----- Material -----

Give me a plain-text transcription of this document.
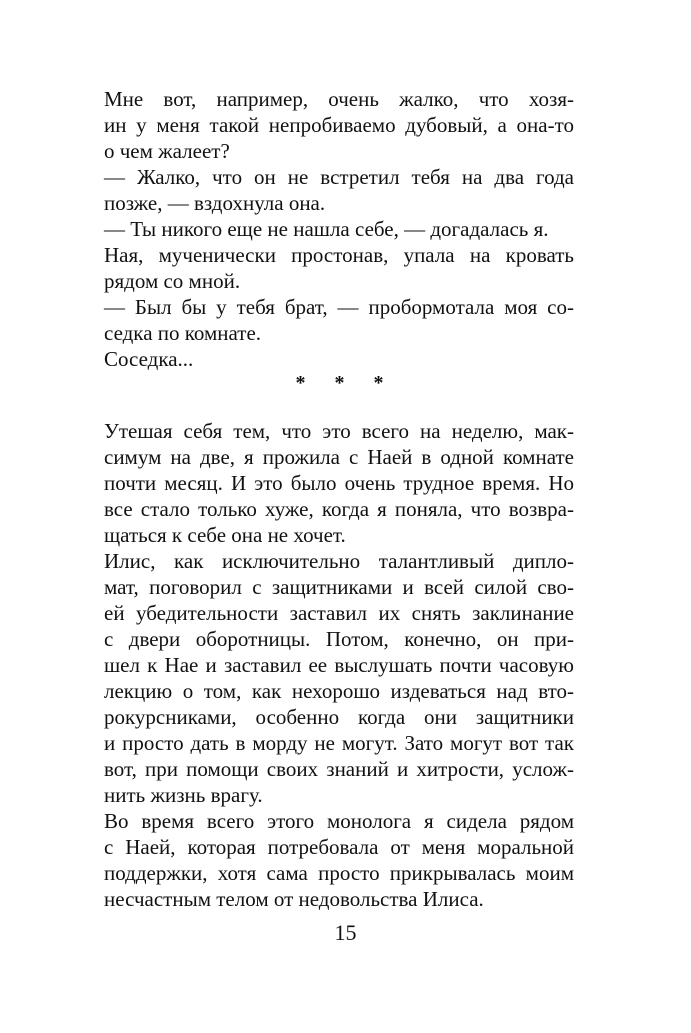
Мне вот, например, очень жалко, что хозя-
ин у меня такой непробиваемо дубовый, а она-то
о чем жалеет?
— Жалко, что он не встретил тебя на два года
позже, — вздохнула она.
— Ты никого еще не нашла себе, — догадалась я.
Ная, мученически простонав, упала на кровать
рядом со мной.
— Был бы у тебя брат, — пробормотала моя со-
седка по комнате.
Соседка...
* * *
Утешая себя тем, что это всего на неделю, мак-
симум на две, я прожила с Наей в одной комнате
почти месяц. И это было очень трудное время. Но
все стало только хуже, когда я поняла, что возвра-
щаться к себе она не хочет.
Илис, как исключительно талантливый дипло-
мат, поговорил с защитниками и всей силой сво-
ей убедительности заставил их снять заклинание
с двери оборотницы. Потом, конечно, он при-
шел к Нае и заставил ее выслушать почти часовую
лекцию о том, как нехорошо издеваться над вто-
рокурсниками, особенно когда они защитники
и просто дать в морду не могут. Зато могут вот так
вот, при помощи своих знаний и хитрости, услож-
нить жизнь врагу.
Во время всего этого монолога я сидела рядом
с Наей, которая потребовала от меня моральной
поддержки, хотя сама просто прикрывалась моим
несчастным телом от недовольства Илиса.
15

-----

## Short problem
Reproduce every entry word for word, but omit the pictures.

## Reply to the task
Give me a plain-text transcription of this document.
Мне вот, например, очень жалко, что хозя-
ин у меня такой непробиваемо дубовый, а она-то
о чем жалеет?
— Жалко, что он не встретил тебя на два года
позже, — вздохнула она.
— Ты никого еще не нашла себе, — догадалась я.
Ная, мученически простонав, упала на кровать
рядом со мной.
— Был бы у тебя брат, — пробормотала моя со-
седка по комнате.
Соседка...
* * *
Утешая себя тем, что это всего на неделю, мак-
симум на две, я прожила с Наей в одной комнате
почти месяц. И это было очень трудное время. Но
все стало только хуже, когда я поняла, что возвра-
щаться к себе она не хочет.
Илис, как исключительно талантливый дипло-
мат, поговорил с защитниками и всей силой сво-
ей убедительности заставил их снять заклинание
с двери оборотницы. Потом, конечно, он при-
шел к Нае и заставил ее выслушать почти часовую
лекцию о том, как нехорошо издеваться над вто-
рокурсниками, особенно когда они защитники
и просто дать в морду не могут. Зато могут вот так
вот, при помощи своих знаний и хитрости, услож-
нить жизнь врагу.
Во время всего этого монолога я сидела рядом
с Наей, которая потребовала от меня моральной
поддержки, хотя сама просто прикрывалась моим
несчастным телом от недовольства Илиса.
15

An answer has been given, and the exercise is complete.